### TASK REQUIREMENTS
Write out the listing below again, precisely as it is given.

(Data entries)
• • • • • • •

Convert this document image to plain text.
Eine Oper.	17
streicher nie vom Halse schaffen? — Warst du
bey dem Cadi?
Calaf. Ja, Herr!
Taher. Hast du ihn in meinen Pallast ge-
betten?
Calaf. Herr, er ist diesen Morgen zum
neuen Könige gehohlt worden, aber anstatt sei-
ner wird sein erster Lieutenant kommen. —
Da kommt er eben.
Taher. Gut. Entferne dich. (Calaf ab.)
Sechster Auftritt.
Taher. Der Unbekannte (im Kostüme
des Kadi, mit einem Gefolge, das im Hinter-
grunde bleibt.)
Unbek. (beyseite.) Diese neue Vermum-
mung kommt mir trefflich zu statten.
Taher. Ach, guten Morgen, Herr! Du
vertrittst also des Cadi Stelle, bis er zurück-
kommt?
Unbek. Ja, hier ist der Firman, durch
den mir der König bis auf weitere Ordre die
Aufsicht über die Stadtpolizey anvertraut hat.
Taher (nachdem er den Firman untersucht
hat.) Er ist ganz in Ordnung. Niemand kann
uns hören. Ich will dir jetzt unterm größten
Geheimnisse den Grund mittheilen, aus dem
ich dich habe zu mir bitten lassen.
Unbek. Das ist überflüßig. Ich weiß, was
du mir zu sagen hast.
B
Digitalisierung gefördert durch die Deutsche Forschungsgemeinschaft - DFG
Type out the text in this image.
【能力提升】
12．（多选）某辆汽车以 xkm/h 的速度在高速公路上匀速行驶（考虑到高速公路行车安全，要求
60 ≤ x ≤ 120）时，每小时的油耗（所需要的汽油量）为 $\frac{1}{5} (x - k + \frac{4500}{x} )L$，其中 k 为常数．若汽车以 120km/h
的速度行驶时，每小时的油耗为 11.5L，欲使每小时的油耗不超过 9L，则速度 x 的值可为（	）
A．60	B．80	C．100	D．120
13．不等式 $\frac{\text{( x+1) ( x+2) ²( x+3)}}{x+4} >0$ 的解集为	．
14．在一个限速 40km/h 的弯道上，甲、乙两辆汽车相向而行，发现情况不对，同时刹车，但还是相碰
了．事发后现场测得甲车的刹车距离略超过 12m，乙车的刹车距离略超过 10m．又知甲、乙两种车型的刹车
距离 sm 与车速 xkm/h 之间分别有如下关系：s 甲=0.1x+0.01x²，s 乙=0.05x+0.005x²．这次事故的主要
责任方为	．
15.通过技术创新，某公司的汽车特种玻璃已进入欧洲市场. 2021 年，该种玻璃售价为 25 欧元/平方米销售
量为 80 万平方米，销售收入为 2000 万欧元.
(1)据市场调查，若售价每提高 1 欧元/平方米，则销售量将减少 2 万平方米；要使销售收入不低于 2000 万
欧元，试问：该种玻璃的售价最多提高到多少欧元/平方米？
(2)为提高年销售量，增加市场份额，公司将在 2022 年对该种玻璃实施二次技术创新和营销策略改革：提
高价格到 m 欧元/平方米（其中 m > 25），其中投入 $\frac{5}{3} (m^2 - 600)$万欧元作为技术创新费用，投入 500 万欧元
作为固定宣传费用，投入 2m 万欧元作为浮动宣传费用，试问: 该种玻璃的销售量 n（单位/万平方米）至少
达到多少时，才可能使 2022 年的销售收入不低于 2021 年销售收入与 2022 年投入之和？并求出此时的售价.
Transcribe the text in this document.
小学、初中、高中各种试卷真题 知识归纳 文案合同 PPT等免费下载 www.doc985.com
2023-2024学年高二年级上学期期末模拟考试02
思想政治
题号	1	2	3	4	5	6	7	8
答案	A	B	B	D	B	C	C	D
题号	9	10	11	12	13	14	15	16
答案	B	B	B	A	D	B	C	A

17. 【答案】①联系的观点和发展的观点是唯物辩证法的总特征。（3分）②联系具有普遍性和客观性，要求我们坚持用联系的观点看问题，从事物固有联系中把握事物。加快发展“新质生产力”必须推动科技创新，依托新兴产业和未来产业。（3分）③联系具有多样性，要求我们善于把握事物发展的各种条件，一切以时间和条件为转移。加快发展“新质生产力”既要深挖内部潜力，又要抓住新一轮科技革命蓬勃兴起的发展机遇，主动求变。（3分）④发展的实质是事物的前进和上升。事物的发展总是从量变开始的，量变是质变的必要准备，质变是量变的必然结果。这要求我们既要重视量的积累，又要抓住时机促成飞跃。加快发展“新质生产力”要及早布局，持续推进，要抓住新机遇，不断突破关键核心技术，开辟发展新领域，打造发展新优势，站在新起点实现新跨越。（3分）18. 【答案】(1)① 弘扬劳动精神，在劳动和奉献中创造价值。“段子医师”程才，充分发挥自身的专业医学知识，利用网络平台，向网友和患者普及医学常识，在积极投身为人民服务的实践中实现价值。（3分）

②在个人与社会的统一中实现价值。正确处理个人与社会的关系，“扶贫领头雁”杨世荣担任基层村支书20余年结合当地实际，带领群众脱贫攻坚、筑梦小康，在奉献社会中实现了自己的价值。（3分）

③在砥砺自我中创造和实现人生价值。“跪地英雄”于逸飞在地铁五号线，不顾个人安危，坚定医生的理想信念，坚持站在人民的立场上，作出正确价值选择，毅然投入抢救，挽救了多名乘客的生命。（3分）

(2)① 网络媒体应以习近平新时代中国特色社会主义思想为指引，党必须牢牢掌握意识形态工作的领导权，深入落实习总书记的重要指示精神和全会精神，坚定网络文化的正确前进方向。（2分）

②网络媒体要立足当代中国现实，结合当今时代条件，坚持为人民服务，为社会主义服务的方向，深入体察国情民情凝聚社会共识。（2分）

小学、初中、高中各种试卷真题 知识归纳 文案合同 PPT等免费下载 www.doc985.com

• • • • • • •

### THE OUTPUT
Convert this document image to plain text.
Eine Oper.	17
streicher nie vom Halse schaffen? — Warst du
bey dem Cadi?
Calaf. Ja, Herr!
Taher. Hast du ihn in meinen Pallast ge-
betten?
Calaf. Herr, er ist diesen Morgen zum
neuen Könige gehohlt worden, aber anstatt sei-
ner wird sein erster Lieutenant kommen. —
Da kommt er eben.
Taher. Gut. Entferne dich. (Calaf ab.)
Sechster Auftritt.
Taher. Der Unbekannte (im Kostüme
des Kadi, mit einem Gefolge, das im Hinter-
grunde bleibt.)
Unbek. (beyseite.) Diese neue Vermum-
mung kommt mir trefflich zu statten.
Taher. Ach, guten Morgen, Herr! Du
vertrittst also des Cadi Stelle, bis er zurück-
kommt?
Unbek. Ja, hier ist der Firman, durch
den mir der König bis auf weitere Ordre die
Aufsicht über die Stadtpolizey anvertraut hat.
Taher (nachdem er den Firman untersucht
hat.) Er ist ganz in Ordnung. Niemand kann
uns hören. Ich will dir jetzt unterm größten
Geheimnisse den Grund mittheilen, aus dem
ich dich habe zu mir bitten lassen.
Unbek. Das ist überflüßig. Ich weiß, was
du mir zu sagen hast.
B
Digitalisierung gefördert durch die Deutsche Forschungsgemeinschaft - DFG
Type out the text in this image.
【能力提升】
12．（多选）某辆汽车以 xkm/h 的速度在高速公路上匀速行驶（考虑到高速公路行车安全，要求
60 ≤ x ≤ 120）时，每小时的油耗（所需要的汽油量）为 $\frac{1}{5} (x - k + \frac{4500}{x} )L$，其中 k 为常数．若汽车以 120km/h
的速度行驶时，每小时的油耗为 11.5L，欲使每小时的油耗不超过 9L，则速度 x 的值可为（	）
A．60	B．80	C．100	D．120
13．不等式 $\frac{\text{( x+1) ( x+2) ²( x+3)}}{x+4} >0$ 的解集为	．
14．在一个限速 40km/h 的弯道上，甲、乙两辆汽车相向而行，发现情况不对，同时刹车，但还是相碰
了．事发后现场测得甲车的刹车距离略超过 12m，乙车的刹车距离略超过 10m．又知甲、乙两种车型的刹车
距离 sm 与车速 xkm/h 之间分别有如下关系：s 甲=0.1x+0.01x²，s 乙=0.05x+0.005x²．这次事故的主要
责任方为	．
15.通过技术创新，某公司的汽车特种玻璃已进入欧洲市场. 2021 年，该种玻璃售价为 25 欧元/平方米销售
量为 80 万平方米，销售收入为 2000 万欧元.
(1)据市场调查，若售价每提高 1 欧元/平方米，则销售量将减少 2 万平方米；要使销售收入不低于 2000 万
欧元，试问：该种玻璃的售价最多提高到多少欧元/平方米？
(2)为提高年销售量，增加市场份额，公司将在 2022 年对该种玻璃实施二次技术创新和营销策略改革：提
高价格到 m 欧元/平方米（其中 m > 25），其中投入 $\frac{5}{3} (m^2 - 600)$万欧元作为技术创新费用，投入 500 万欧元
作为固定宣传费用，投入 2m 万欧元作为浮动宣传费用，试问: 该种玻璃的销售量 n（单位/万平方米）至少
达到多少时，才可能使 2022 年的销售收入不低于 2021 年销售收入与 2022 年投入之和？并求出此时的售价.
Transcribe the text in this document.
小学、初中、高中各种试卷真题 知识归纳 文案合同 PPT等免费下载 www.doc985.com
2023-2024学年高二年级上学期期末模拟考试02
思想政治
题号	1	2	3	4	5	6	7	8
答案	A	B	B	D	B	C	C	D
题号	9	10	11	12	13	14	15	16
答案	B	B	B	A	D	B	C	A

17. 【答案】①联系的观点和发展的观点是唯物辩证法的总特征。（3分）②联系具有普遍性和客观性，要求我们坚持用联系的观点看问题，从事物固有联系中把握事物。加快发展“新质生产力”必须推动科技创新，依托新兴产业和未来产业。（3分）③联系具有多样性，要求我们善于把握事物发展的各种条件，一切以时间和条件为转移。加快发展“新质生产力”既要深挖内部潜力，又要抓住新一轮科技革命蓬勃兴起的发展机遇，主动求变。（3分）④发展的实质是事物的前进和上升。事物的发展总是从量变开始的，量变是质变的必要准备，质变是量变的必然结果。这要求我们既要重视量的积累，又要抓住时机促成飞跃。加快发展“新质生产力”要及早布局，持续推进，要抓住新机遇，不断突破关键核心技术，开辟发展新领域，打造发展新优势，站在新起点实现新跨越。（3分）18. 【答案】(1)① 弘扬劳动精神，在劳动和奉献中创造价值。“段子医师”程才，充分发挥自身的专业医学知识，利用网络平台，向网友和患者普及医学常识，在积极投身为人民服务的实践中实现价值。（3分）

②在个人与社会的统一中实现价值。正确处理个人与社会的关系，“扶贫领头雁”杨世荣担任基层村支书20余年结合当地实际，带领群众脱贫攻坚、筑梦小康，在奉献社会中实现了自己的价值。（3分）

③在砥砺自我中创造和实现人生价值。“跪地英雄”于逸飞在地铁五号线，不顾个人安危，坚定医生的理想信念，坚持站在人民的立场上，作出正确价值选择，毅然投入抢救，挽救了多名乘客的生命。（3分）

(2)① 网络媒体应以习近平新时代中国特色社会主义思想为指引，党必须牢牢掌握意识形态工作的领导权，深入落实习总书记的重要指示精神和全会精神，坚定网络文化的正确前进方向。（2分）

②网络媒体要立足当代中国现实，结合当今时代条件，坚持为人民服务，为社会主义服务的方向，深入体察国情民情凝聚社会共识。（2分）

小学、初中、高中各种试卷真题 知识归纳 文案合同 PPT等免费下载 www.doc985.com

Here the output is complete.